[[ RECORDS TO PROCESS, beginning ]]

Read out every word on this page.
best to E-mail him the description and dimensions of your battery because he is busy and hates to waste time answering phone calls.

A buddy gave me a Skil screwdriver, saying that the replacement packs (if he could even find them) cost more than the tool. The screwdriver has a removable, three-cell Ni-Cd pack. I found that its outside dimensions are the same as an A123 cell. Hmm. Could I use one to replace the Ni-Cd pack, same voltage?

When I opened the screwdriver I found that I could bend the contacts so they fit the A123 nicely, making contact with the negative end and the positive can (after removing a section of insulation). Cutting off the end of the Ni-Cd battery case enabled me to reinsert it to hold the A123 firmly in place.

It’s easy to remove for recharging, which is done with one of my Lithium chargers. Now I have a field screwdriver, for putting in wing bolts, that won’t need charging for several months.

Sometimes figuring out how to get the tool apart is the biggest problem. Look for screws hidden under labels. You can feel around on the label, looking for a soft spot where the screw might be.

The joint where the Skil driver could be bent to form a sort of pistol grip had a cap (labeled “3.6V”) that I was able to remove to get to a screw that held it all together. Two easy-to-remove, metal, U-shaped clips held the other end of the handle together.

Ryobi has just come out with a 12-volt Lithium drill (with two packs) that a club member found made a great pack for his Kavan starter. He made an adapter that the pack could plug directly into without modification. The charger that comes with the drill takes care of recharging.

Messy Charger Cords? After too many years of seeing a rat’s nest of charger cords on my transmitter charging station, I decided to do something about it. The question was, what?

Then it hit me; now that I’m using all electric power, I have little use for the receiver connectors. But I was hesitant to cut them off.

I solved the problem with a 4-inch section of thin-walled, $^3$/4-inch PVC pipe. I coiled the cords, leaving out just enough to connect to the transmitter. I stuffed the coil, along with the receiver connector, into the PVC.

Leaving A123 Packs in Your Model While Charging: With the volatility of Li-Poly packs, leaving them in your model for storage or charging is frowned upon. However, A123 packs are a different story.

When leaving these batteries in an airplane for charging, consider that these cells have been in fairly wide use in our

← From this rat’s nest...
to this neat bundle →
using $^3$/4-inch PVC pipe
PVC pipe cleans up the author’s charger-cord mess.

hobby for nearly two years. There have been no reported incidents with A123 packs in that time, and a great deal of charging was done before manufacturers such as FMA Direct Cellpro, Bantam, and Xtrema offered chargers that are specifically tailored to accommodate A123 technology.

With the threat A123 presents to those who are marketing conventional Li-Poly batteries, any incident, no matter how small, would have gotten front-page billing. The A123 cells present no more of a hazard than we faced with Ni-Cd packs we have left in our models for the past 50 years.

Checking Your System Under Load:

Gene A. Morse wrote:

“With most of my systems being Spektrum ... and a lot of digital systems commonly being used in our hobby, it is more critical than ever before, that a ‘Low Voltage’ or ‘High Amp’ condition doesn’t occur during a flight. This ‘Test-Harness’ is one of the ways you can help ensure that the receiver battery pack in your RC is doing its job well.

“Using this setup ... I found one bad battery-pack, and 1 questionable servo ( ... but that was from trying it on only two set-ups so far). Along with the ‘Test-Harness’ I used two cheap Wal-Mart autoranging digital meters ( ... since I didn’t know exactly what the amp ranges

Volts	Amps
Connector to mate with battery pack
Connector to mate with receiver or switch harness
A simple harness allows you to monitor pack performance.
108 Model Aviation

[[ RECORDS TO PROCESS, end ]]

[ACTION ITEM]:
Write the entries out once more, exactly as they appear.

[RESULT BELOW]:
Read out every word on this page.
best to E-mail him the description and dimensions of your battery because he is busy and hates to waste time answering phone calls.

A buddy gave me a Skil screwdriver, saying that the replacement packs (if he could even find them) cost more than the tool. The screwdriver has a removable, three-cell Ni-Cd pack. I found that its outside dimensions are the same as an A123 cell. Hmm. Could I use one to replace the Ni-Cd pack, same voltage?

When I opened the screwdriver I found that I could bend the contacts so they fit the A123 nicely, making contact with the negative end and the positive can (after removing a section of insulation). Cutting off the end of the Ni-Cd battery case enabled me to reinsert it to hold the A123 firmly in place.

It’s easy to remove for recharging, which is done with one of my Lithium chargers. Now I have a field screwdriver, for putting in wing bolts, that won’t need charging for several months.

Sometimes figuring out how to get the tool apart is the biggest problem. Look for screws hidden under labels. You can feel around on the label, looking for a soft spot where the screw might be.

The joint where the Skil driver could be bent to form a sort of pistol grip had a cap (labeled “3.6V”) that I was able to remove to get to a screw that held it all together. Two easy-to-remove, metal, U-shaped clips held the other end of the handle together.

Ryobi has just come out with a 12-volt Lithium drill (with two packs) that a club member found made a great pack for his Kavan starter. He made an adapter that the pack could plug directly into without modification. The charger that comes with the drill takes care of recharging.

Messy Charger Cords? After too many years of seeing a rat’s nest of charger cords on my transmitter charging station, I decided to do something about it. The question was, what?

Then it hit me; now that I’m using all electric power, I have little use for the receiver connectors. But I was hesitant to cut them off.

I solved the problem with a 4-inch section of thin-walled, $^3$/4-inch PVC pipe. I coiled the cords, leaving out just enough to connect to the transmitter. I stuffed the coil, along with the receiver connector, into the PVC.

Leaving A123 Packs in Your Model While Charging: With the volatility of Li-Poly packs, leaving them in your model for storage or charging is frowned upon. However, A123 packs are a different story.

When leaving these batteries in an airplane for charging, consider that these cells have been in fairly wide use in our

← From this rat’s nest...
to this neat bundle →
using $^3$/4-inch PVC pipe
PVC pipe cleans up the author’s charger-cord mess.

hobby for nearly two years. There have been no reported incidents with A123 packs in that time, and a great deal of charging was done before manufacturers such as FMA Direct Cellpro, Bantam, and Xtrema offered chargers that are specifically tailored to accommodate A123 technology.

With the threat A123 presents to those who are marketing conventional Li-Poly batteries, any incident, no matter how small, would have gotten front-page billing. The A123 cells present no more of a hazard than we faced with Ni-Cd packs we have left in our models for the past 50 years.

Checking Your System Under Load:

Gene A. Morse wrote:

“With most of my systems being Spektrum ... and a lot of digital systems commonly being used in our hobby, it is more critical than ever before, that a ‘Low Voltage’ or ‘High Amp’ condition doesn’t occur during a flight. This ‘Test-Harness’ is one of the ways you can help ensure that the receiver battery pack in your RC is doing its job well.

“Using this setup ... I found one bad battery-pack, and 1 questionable servo ( ... but that was from trying it on only two set-ups so far). Along with the ‘Test-Harness’ I used two cheap Wal-Mart autoranging digital meters ( ... since I didn’t know exactly what the amp ranges

Volts	Amps
Connector to mate with battery pack
Connector to mate with receiver or switch harness
A simple harness allows you to monitor pack performance.
108 Model Aviation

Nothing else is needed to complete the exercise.